● **WRITTEN INSTRUCTION**
Reproduce each of the lines word for word.
☆ ☆ ☆
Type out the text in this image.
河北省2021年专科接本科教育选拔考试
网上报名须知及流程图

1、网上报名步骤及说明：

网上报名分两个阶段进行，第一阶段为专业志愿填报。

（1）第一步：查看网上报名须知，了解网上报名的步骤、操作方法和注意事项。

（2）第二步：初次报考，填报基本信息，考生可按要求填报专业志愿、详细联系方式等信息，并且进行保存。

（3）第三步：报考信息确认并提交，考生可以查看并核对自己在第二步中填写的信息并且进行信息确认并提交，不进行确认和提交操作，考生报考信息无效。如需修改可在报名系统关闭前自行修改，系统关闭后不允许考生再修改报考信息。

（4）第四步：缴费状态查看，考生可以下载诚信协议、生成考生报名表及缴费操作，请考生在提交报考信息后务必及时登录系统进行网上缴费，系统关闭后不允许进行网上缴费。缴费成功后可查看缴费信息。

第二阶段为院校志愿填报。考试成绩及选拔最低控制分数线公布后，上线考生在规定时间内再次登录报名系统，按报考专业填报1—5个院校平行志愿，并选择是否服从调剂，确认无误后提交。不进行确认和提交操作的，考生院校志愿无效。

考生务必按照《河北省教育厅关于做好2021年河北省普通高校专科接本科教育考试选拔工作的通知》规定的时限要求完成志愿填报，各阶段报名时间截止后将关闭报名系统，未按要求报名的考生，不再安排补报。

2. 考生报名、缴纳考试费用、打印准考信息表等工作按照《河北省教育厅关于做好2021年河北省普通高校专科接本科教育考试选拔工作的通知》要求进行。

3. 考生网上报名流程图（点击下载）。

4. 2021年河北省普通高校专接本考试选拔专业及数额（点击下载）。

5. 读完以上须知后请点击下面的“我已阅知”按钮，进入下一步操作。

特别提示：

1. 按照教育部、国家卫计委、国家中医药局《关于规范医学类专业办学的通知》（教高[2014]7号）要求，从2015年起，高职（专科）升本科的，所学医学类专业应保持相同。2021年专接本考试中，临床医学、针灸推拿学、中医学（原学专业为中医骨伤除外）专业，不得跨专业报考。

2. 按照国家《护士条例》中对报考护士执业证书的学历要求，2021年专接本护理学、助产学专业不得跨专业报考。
☆ ☆ ☆
● **RESULT BELOW**
Type out the text in this image.
河北省2021年专科接本科教育选拔考试
网上报名须知及流程图

1、网上报名步骤及说明：

网上报名分两个阶段进行，第一阶段为专业志愿填报。

（1）第一步：查看网上报名须知，了解网上报名的步骤、操作方法和注意事项。

（2）第二步：初次报考，填报基本信息，考生可按要求填报专业志愿、详细联系方式等信息，并且进行保存。

（3）第三步：报考信息确认并提交，考生可以查看并核对自己在第二步中填写的信息并且进行信息确认并提交，不进行确认和提交操作，考生报考信息无效。如需修改可在报名系统关闭前自行修改，系统关闭后不允许考生再修改报考信息。

（4）第四步：缴费状态查看，考生可以下载诚信协议、生成考生报名表及缴费操作，请考生在提交报考信息后务必及时登录系统进行网上缴费，系统关闭后不允许进行网上缴费。缴费成功后可查看缴费信息。

第二阶段为院校志愿填报。考试成绩及选拔最低控制分数线公布后，上线考生在规定时间内再次登录报名系统，按报考专业填报1—5个院校平行志愿，并选择是否服从调剂，确认无误后提交。不进行确认和提交操作的，考生院校志愿无效。

考生务必按照《河北省教育厅关于做好2021年河北省普通高校专科接本科教育考试选拔工作的通知》规定的时限要求完成志愿填报，各阶段报名时间截止后将关闭报名系统，未按要求报名的考生，不再安排补报。

2. 考生报名、缴纳考试费用、打印准考信息表等工作按照《河北省教育厅关于做好2021年河北省普通高校专科接本科教育考试选拔工作的通知》要求进行。

3. 考生网上报名流程图（点击下载）。

4. 2021年河北省普通高校专接本考试选拔专业及数额（点击下载）。

5. 读完以上须知后请点击下面的“我已阅知”按钮，进入下一步操作。

特别提示：

1. 按照教育部、国家卫计委、国家中医药局《关于规范医学类专业办学的通知》（教高[2014]7号）要求，从2015年起，高职（专科）升本科的，所学医学类专业应保持相同。2021年专接本考试中，临床医学、针灸推拿学、中医学（原学专业为中医骨伤除外）专业，不得跨专业报考。

2. 按照国家《护士条例》中对报考护士执业证书的学历要求，2021年专接本护理学、助产学专业不得跨专业报考。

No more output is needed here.